I'm all in on the big covid stimulus bill. The sooner the better; get it through with reconciliation and don't worry about the Rs.
But....I am getting a bit worried about the level of urgency the administration seems to be attaching to the fundamental task of getting shots in arms. The faster this goes, the less people die, the quicker some semblance of normality returns and the more rapid the economic recovery. In short, everything the Biden administration wants to accomplish depends on the vaccination piece.
Now for sure, there are have been supply issues, though this is now being addressed. But the logistics! Almost everybody seems to be confused about what's really available and how to actually get their shots. Of course, our federal system makes it hard to nationally coordinate something like massive vaccine administration. But it seems to me they need to try quite a bit harder and convince people heaven and earth are being moved to get them their shots. Right now, I don't think that's happening. As David Leonhardt puts it:
"Very soon, the major issue won’t be supply. It will be logistics: Can the Biden administration and state and local governments administer the shots at close to the same rate that they receive them?
“I’m not hearing a plan,” Dr. Peter Hotez, a vaccine expert at Baylor College of Medicine, told me. “In the public statements, I don’t hear that sense of urgency.”
The experts I interviewed said they understood why Biden had set only modest public goals so far. Manufacturing vaccines is complex, and falling short of a high-profile goal would sow doubt during a public-health emergency, as Barry Bloom, a Harvard immunologist, told me. If he were president, Bloom added, he would also want to exceed whatever goal was appearing in the media.
------------------------------------------------------------
• **What this exercise asks**:
A) In the post on vaccine logistics, what does Dr. Peter Hotez say he is not hearing?
B) Please pick up the post on vaccine logistics after its last sentence and write what comes next.
The material has no connection to the post on vaccine logistics.

• **Dataset records**:
------------------------------------------------------------
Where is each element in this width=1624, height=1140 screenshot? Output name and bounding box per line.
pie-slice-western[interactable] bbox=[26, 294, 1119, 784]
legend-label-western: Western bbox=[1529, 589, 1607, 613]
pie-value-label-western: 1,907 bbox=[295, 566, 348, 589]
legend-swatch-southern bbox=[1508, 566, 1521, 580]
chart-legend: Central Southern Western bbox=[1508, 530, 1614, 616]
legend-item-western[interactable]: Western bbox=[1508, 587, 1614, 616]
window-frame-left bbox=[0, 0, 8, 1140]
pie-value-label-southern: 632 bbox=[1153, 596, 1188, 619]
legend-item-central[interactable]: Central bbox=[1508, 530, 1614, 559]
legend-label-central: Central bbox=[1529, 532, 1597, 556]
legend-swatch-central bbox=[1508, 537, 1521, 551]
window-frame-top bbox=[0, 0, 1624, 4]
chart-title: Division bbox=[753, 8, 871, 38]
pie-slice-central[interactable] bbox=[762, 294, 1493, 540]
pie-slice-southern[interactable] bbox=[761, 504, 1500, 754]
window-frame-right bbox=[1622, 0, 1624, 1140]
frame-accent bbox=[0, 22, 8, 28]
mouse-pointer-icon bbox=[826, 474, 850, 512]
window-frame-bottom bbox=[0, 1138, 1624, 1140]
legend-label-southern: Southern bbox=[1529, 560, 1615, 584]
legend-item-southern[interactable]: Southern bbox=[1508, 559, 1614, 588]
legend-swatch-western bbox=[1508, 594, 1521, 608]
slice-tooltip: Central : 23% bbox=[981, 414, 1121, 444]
------------------------------------------------------------
• **Results**:
A) A plan, and in the public statements, a sense of urgency.

B)
But setting aside public relations, experts say that the appropriate goal is to administer vaccine shots at roughly the same rate that drug makers deliver them — with a short delay, of a week or two, for logistics. Otherwise, millions of doses will languish in storage while Americans are dying and the country remains partially shut down.
“We should be doing more,” Jennifer Nuzzo, an epidemiologist at Johns Hopkins, said. “I am kind of surprised by how constrained we’ve been.” Many vaccine clinics operate only during business hours, she noted. And the government has not done much to expand the pool of vaccine workers — say, by training E.M.T. workers.....
Part of me wonders whether the White House knows that three million shots per day is the right goal and simply doesn’t want to say so.
When Biden and his advisers talk about the fight against Covid-19, they sometimes compare it to wartime mobilization. And the U.S. has accomplished amazing logistical feats during wartime. A single Michigan auto plant figured out how to manufacture a new B-24 bomber plane every hour during World War II, and a network of West Coast factories built one warship per day — for four years."
I'm not currently seeing the analogue to wartime mobilization on the logistics side. But that's what we need.